**Aim**. Can you give all the records again without altering a single character?

Extracts from a graphics dataset:
::::::::::
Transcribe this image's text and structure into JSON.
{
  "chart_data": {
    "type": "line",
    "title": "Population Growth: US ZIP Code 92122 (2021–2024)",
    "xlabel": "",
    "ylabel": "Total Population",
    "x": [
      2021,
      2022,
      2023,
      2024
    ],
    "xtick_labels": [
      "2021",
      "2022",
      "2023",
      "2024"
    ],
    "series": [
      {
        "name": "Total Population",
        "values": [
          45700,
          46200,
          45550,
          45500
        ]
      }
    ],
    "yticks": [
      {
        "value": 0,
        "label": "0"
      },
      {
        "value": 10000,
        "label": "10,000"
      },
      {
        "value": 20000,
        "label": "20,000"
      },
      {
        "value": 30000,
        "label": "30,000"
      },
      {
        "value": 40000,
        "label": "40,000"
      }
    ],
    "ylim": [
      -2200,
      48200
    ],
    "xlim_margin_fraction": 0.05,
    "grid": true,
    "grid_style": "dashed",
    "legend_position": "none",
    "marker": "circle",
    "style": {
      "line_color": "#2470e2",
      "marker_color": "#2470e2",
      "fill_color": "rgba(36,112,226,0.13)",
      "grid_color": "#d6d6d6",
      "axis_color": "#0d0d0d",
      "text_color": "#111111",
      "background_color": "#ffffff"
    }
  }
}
::::::::::
**Full answer**.
Transcribe this image's text and structure into JSON.
{
  "chart_data": {
    "type": "line",
    "title": "Population Growth: US ZIP Code 92122 (2021–2024)",
    "xlabel": "",
    "ylabel": "Total Population",
    "x": [
      2021,
      2022,
      2023,
      2024
    ],
    "xtick_labels": [
      "2021",
      "2022",
      "2023",
      "2024"
    ],
    "series": [
      {
        "name": "Total Population",
        "values": [
          45700,
          46200,
          45550,
          45500
        ]
      }
    ],
    "yticks": [
      {
        "value": 0,
        "label": "0"
      },
      {
        "value": 10000,
        "label": "10,000"
      },
      {
        "value": 20000,
        "label": "20,000"
      },
      {
        "value": 30000,
        "label": "30,000"
      },
      {
        "value": 40000,
        "label": "40,000"
      }
    ],
    "ylim": [
      -2200,
      48200
    ],
    "xlim_margin_fraction": 0.05,
    "grid": true,
    "grid_style": "dashed",
    "legend_position": "none",
    "marker": "circle",
    "style": {
      "line_color": "#2470e2",
      "marker_color": "#2470e2",
      "fill_color": "rgba(36,112,226,0.13)",
      "grid_color": "#d6d6d6",
      "axis_color": "#0d0d0d",
      "text_color": "#111111",
      "background_color": "#ffffff"
    }
  }
}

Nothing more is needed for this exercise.